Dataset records

◇ ◇ ◇ ◇

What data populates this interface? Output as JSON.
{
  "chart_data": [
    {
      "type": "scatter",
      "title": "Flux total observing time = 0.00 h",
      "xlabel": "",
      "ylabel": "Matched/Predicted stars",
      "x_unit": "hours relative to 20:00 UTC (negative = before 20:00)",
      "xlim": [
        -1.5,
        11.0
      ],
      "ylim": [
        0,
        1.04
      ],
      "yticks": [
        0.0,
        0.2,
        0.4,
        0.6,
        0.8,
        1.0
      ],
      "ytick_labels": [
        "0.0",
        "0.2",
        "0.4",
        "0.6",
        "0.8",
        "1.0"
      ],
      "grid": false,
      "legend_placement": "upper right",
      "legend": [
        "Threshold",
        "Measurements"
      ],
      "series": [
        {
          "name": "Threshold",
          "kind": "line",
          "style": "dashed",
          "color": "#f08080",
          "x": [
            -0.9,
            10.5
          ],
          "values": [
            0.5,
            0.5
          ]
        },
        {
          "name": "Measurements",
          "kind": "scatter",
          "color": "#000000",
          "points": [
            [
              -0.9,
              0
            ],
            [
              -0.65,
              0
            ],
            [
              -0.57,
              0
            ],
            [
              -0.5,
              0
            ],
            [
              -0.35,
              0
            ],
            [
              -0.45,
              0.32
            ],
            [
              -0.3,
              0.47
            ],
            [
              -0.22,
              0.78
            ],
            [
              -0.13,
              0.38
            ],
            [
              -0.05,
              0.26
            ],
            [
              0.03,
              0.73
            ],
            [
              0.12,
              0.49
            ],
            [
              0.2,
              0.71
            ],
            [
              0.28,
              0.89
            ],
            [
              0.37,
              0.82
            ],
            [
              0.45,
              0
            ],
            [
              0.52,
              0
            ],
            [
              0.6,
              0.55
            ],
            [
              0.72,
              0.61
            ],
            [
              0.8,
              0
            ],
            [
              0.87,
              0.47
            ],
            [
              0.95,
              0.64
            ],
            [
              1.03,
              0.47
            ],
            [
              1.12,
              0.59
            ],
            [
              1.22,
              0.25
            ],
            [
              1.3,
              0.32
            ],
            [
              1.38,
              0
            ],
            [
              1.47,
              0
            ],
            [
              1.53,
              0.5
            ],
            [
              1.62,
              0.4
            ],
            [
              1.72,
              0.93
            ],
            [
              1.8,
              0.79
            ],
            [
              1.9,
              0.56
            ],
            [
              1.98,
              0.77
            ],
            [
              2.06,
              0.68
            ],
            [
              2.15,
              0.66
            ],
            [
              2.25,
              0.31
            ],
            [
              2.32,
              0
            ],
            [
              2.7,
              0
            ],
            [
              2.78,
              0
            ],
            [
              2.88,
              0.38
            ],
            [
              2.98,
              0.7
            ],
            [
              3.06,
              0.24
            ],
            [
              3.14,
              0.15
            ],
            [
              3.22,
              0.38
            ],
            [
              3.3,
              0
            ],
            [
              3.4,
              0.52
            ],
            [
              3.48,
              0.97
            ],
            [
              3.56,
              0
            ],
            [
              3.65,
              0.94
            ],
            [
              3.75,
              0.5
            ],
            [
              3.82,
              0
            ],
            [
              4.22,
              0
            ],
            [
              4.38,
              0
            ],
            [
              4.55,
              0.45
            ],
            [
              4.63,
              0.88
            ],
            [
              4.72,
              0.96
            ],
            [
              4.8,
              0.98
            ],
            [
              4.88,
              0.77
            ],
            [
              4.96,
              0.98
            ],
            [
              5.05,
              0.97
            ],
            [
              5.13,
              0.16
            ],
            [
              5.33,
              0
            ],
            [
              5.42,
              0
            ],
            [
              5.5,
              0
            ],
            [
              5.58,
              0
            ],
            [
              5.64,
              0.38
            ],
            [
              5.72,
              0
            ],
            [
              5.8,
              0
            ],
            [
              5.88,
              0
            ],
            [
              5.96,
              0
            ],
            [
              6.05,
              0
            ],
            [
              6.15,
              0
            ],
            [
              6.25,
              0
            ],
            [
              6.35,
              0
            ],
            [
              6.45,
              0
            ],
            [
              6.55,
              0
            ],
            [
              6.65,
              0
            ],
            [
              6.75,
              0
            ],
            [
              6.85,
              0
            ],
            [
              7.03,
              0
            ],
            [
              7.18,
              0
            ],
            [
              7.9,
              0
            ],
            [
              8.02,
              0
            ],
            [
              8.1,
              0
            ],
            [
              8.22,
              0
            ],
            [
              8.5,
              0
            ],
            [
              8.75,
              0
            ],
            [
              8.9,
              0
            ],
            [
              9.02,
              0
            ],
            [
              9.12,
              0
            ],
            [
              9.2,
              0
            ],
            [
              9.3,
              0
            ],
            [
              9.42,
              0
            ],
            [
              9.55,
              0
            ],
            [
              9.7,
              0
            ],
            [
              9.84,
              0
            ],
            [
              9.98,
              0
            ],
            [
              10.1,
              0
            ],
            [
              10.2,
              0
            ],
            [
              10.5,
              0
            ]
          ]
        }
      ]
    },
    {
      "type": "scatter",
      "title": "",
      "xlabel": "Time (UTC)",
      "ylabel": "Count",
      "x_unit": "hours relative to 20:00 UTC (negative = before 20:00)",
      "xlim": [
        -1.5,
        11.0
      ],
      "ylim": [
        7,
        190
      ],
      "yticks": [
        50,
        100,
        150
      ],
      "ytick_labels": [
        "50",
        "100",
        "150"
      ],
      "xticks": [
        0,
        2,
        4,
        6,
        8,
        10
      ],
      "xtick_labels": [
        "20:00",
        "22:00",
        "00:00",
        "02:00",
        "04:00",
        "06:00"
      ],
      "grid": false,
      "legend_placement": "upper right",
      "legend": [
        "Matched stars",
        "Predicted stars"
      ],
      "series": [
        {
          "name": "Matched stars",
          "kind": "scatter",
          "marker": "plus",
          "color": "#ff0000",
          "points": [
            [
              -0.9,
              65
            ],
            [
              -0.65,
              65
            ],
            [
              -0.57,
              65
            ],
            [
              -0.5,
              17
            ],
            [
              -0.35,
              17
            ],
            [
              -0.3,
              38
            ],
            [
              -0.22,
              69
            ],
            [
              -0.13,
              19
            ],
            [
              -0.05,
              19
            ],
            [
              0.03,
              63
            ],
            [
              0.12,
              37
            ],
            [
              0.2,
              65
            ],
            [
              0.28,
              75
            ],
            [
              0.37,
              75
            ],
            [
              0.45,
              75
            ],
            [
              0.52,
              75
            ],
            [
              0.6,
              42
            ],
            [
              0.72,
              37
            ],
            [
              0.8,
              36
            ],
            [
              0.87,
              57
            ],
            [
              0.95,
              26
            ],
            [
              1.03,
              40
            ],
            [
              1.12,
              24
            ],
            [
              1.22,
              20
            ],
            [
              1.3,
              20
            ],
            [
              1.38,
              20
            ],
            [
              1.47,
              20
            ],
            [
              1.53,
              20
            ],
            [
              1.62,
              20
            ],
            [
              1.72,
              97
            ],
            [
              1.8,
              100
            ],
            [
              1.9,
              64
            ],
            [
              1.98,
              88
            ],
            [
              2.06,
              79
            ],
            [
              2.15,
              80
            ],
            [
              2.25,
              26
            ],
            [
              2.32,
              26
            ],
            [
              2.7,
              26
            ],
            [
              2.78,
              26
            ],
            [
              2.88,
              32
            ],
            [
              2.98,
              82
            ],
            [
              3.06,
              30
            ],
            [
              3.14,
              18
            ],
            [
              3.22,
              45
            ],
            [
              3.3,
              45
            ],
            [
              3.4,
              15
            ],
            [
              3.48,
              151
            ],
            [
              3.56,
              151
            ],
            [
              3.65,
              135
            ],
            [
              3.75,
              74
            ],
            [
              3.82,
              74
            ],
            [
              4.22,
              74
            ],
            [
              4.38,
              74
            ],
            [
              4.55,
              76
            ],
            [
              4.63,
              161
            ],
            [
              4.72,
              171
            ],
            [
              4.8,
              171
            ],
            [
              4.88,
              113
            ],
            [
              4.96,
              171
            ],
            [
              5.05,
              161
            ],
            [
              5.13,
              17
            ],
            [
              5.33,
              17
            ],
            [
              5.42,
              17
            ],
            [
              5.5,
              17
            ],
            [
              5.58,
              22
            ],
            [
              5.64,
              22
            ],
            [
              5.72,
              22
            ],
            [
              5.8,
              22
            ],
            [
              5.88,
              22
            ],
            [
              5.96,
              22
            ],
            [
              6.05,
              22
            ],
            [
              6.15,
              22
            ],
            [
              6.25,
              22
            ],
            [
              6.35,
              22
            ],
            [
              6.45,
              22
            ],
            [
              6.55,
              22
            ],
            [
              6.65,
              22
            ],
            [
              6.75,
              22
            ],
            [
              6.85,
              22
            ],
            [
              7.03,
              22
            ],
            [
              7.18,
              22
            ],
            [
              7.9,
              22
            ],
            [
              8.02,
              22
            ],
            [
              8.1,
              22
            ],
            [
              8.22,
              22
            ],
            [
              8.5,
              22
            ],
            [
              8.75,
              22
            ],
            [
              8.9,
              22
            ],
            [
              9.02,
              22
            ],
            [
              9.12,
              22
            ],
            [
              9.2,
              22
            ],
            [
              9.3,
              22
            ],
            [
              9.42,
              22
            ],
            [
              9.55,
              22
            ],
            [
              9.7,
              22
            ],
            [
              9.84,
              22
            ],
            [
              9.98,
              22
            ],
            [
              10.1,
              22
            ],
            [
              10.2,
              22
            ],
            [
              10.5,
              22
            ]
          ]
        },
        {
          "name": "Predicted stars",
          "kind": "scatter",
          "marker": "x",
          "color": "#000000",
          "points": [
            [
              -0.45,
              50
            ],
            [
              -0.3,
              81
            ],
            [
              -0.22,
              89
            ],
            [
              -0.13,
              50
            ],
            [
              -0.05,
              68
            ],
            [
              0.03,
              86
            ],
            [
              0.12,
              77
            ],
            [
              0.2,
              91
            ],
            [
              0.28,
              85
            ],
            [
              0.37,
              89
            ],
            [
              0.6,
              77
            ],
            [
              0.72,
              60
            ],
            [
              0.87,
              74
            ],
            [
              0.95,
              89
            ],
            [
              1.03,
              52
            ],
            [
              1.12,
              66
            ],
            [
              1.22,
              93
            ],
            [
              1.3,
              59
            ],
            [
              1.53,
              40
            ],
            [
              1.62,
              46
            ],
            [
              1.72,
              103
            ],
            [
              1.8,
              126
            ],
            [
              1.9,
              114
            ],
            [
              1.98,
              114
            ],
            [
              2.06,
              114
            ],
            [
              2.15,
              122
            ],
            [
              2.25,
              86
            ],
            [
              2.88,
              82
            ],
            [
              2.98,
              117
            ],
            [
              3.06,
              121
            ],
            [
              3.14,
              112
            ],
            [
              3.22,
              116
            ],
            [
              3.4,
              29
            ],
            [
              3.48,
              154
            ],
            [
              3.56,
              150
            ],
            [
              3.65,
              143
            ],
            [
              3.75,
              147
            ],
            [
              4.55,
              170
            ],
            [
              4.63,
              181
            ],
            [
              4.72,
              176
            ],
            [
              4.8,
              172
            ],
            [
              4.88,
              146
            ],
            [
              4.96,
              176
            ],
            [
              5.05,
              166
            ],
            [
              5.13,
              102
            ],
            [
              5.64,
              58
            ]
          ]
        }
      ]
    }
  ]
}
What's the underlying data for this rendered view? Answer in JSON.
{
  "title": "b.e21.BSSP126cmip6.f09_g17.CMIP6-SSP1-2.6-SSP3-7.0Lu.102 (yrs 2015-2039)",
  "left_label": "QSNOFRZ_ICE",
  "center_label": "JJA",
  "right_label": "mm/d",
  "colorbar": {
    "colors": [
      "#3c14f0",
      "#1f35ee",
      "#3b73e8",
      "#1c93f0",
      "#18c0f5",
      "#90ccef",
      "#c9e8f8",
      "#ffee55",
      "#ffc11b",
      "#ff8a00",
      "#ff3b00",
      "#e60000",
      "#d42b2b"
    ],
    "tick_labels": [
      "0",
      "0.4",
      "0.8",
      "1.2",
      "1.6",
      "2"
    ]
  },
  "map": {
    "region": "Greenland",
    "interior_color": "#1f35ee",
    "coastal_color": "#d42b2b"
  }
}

◇ ◇ ◇ ◇

*The request*
Using the listing above, pick out each line that contains the word "What", then copy it.

*Result of the exercise*
What data populates this interface? Output as JSON.
What's the underlying data for this rendered view? Answer in JSON.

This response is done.